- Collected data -

···

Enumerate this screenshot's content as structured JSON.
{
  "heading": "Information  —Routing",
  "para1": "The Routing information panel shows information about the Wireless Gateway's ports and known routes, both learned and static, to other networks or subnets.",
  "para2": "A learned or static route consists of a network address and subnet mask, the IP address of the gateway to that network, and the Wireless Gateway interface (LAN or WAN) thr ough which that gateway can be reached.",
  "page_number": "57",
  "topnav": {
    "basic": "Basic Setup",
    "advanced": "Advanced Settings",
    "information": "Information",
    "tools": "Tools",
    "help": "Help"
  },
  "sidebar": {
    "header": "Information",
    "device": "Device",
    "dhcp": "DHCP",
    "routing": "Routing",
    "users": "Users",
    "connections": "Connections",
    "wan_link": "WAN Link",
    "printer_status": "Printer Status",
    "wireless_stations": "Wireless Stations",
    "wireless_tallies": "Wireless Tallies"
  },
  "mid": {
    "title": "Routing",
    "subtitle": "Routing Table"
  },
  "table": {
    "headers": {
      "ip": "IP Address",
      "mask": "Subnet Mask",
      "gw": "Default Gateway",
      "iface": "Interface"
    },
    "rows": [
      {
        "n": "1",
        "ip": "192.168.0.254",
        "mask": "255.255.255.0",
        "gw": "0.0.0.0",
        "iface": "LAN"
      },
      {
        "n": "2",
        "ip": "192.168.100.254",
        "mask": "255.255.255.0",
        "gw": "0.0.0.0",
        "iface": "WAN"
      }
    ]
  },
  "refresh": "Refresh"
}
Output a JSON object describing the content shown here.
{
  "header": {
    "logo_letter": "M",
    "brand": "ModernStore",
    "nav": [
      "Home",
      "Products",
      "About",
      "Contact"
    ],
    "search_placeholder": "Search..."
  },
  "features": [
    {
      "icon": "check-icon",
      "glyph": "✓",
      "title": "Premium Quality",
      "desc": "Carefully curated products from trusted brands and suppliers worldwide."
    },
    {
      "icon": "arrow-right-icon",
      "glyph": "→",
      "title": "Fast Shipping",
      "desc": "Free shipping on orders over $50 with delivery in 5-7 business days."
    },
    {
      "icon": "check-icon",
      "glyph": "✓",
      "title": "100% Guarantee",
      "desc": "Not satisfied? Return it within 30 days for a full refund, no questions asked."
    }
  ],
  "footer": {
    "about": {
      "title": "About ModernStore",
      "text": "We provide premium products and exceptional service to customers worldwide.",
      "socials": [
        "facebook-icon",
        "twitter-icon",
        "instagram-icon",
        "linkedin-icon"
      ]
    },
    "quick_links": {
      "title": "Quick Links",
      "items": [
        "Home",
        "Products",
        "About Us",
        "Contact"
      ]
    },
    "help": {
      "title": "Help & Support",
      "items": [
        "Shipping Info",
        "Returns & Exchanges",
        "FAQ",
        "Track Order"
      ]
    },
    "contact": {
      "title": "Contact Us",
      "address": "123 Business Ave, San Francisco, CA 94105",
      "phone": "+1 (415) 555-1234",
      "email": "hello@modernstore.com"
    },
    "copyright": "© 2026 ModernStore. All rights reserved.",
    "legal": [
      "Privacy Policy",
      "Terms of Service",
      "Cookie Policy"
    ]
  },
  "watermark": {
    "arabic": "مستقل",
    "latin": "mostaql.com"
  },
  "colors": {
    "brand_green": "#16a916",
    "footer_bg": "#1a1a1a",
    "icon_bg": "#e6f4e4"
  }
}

···

Repeat the material above in full, quoting it exactly.

- Problem solution -
Enumerate this screenshot's content as structured JSON.
{
  "heading": "Information  —Routing",
  "para1": "The Routing information panel shows information about the Wireless Gateway's ports and known routes, both learned and static, to other networks or subnets.",
  "para2": "A learned or static route consists of a network address and subnet mask, the IP address of the gateway to that network, and the Wireless Gateway interface (LAN or WAN) thr ough which that gateway can be reached.",
  "page_number": "57",
  "topnav": {
    "basic": "Basic Setup",
    "advanced": "Advanced Settings",
    "information": "Information",
    "tools": "Tools",
    "help": "Help"
  },
  "sidebar": {
    "header": "Information",
    "device": "Device",
    "dhcp": "DHCP",
    "routing": "Routing",
    "users": "Users",
    "connections": "Connections",
    "wan_link": "WAN Link",
    "printer_status": "Printer Status",
    "wireless_stations": "Wireless Stations",
    "wireless_tallies": "Wireless Tallies"
  },
  "mid": {
    "title": "Routing",
    "subtitle": "Routing Table"
  },
  "table": {
    "headers": {
      "ip": "IP Address",
      "mask": "Subnet Mask",
      "gw": "Default Gateway",
      "iface": "Interface"
    },
    "rows": [
      {
        "n": "1",
        "ip": "192.168.0.254",
        "mask": "255.255.255.0",
        "gw": "0.0.0.0",
        "iface": "LAN"
      },
      {
        "n": "2",
        "ip": "192.168.100.254",
        "mask": "255.255.255.0",
        "gw": "0.0.0.0",
        "iface": "WAN"
      }
    ]
  },
  "refresh": "Refresh"
}
Output a JSON object describing the content shown here.
{
  "header": {
    "logo_letter": "M",
    "brand": "ModernStore",
    "nav": [
      "Home",
      "Products",
      "About",
      "Contact"
    ],
    "search_placeholder": "Search..."
  },
  "features": [
    {
      "icon": "check-icon",
      "glyph": "✓",
      "title": "Premium Quality",
      "desc": "Carefully curated products from trusted brands and suppliers worldwide."
    },
    {
      "icon": "arrow-right-icon",
      "glyph": "→",
      "title": "Fast Shipping",
      "desc": "Free shipping on orders over $50 with delivery in 5-7 business days."
    },
    {
      "icon": "check-icon",
      "glyph": "✓",
      "title": "100% Guarantee",
      "desc": "Not satisfied? Return it within 30 days for a full refund, no questions asked."
    }
  ],
  "footer": {
    "about": {
      "title": "About ModernStore",
      "text": "We provide premium products and exceptional service to customers worldwide.",
      "socials": [
        "facebook-icon",
        "twitter-icon",
        "instagram-icon",
        "linkedin-icon"
      ]
    },
    "quick_links": {
      "title": "Quick Links",
      "items": [
        "Home",
        "Products",
        "About Us",
        "Contact"
      ]
    },
    "help": {
      "title": "Help & Support",
      "items": [
        "Shipping Info",
        "Returns & Exchanges",
        "FAQ",
        "Track Order"
      ]
    },
    "contact": {
      "title": "Contact Us",
      "address": "123 Business Ave, San Francisco, CA 94105",
      "phone": "+1 (415) 555-1234",
      "email": "hello@modernstore.com"
    },
    "copyright": "© 2026 ModernStore. All rights reserved.",
    "legal": [
      "Privacy Policy",
      "Terms of Service",
      "Cookie Policy"
    ]
  },
  "watermark": {
    "arabic": "مستقل",
    "latin": "mostaql.com"
  },
  "colors": {
    "brand_green": "#16a916",
    "footer_bg": "#1a1a1a",
    "icon_bg": "#e6f4e4"
  }
}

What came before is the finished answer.